WHAT THE TASK REQUIRES —
Pick out every line holding the string "磁感应强度" and copy it.

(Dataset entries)
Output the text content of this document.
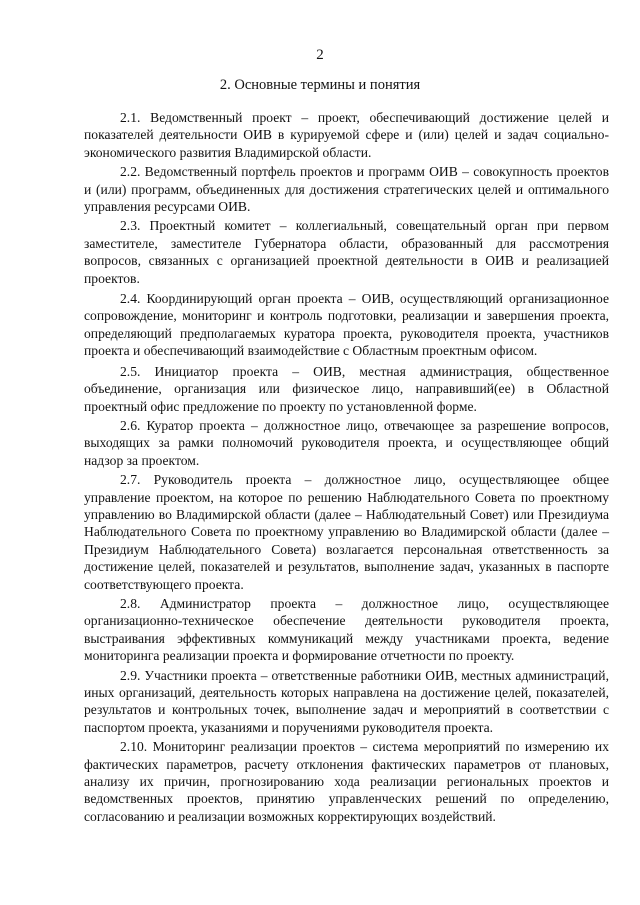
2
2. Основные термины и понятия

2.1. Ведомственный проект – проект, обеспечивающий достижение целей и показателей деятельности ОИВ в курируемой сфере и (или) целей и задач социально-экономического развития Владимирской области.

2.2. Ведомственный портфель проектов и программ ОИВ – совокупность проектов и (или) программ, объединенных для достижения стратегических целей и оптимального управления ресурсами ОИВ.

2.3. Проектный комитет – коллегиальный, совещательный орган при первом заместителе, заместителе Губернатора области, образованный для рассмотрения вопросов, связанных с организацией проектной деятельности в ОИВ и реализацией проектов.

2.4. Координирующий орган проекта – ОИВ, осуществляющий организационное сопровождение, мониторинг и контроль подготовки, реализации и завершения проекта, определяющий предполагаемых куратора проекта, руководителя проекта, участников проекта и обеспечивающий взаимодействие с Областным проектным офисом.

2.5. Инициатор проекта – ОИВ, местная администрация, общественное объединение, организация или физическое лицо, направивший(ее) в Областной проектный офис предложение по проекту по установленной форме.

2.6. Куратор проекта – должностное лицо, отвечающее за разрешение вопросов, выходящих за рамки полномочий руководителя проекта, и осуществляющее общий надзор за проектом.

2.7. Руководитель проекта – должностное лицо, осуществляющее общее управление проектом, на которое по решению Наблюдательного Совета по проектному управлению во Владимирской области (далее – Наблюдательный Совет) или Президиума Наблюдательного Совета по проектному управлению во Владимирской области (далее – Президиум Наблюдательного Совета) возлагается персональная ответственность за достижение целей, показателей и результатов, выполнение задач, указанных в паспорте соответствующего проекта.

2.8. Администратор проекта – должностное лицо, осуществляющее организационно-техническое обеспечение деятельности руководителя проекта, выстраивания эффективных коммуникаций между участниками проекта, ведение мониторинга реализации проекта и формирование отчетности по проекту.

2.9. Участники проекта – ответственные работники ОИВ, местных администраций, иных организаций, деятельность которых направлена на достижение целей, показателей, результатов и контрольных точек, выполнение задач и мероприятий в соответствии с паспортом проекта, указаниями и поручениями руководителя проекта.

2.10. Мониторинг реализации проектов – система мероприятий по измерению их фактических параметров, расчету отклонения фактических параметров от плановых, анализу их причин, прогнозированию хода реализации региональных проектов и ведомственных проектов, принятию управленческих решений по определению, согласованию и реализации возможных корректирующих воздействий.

--

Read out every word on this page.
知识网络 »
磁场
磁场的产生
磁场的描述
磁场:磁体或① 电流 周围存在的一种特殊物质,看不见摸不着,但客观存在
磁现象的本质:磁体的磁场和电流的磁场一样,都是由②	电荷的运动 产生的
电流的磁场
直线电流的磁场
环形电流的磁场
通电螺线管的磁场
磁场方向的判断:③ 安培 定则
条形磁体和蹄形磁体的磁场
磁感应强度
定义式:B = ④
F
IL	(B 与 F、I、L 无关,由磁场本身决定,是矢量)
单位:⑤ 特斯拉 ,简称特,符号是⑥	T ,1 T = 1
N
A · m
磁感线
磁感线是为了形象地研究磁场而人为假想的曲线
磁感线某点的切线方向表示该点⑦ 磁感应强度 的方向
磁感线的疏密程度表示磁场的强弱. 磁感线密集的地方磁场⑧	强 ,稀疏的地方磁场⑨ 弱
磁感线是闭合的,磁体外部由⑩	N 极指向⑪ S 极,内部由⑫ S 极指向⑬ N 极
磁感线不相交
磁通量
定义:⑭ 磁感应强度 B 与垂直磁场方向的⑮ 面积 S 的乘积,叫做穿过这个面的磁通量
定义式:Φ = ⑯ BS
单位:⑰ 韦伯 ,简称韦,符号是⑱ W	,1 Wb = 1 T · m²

THE RESPONSE —
磁感应强度
磁感线某点的切线方向表示该点⑦ 磁感应强度 的方向
定义:⑭ 磁感应强度 B 与垂直磁场方向的⑮ 面积 S 的乘积,叫做穿过这个面的磁通量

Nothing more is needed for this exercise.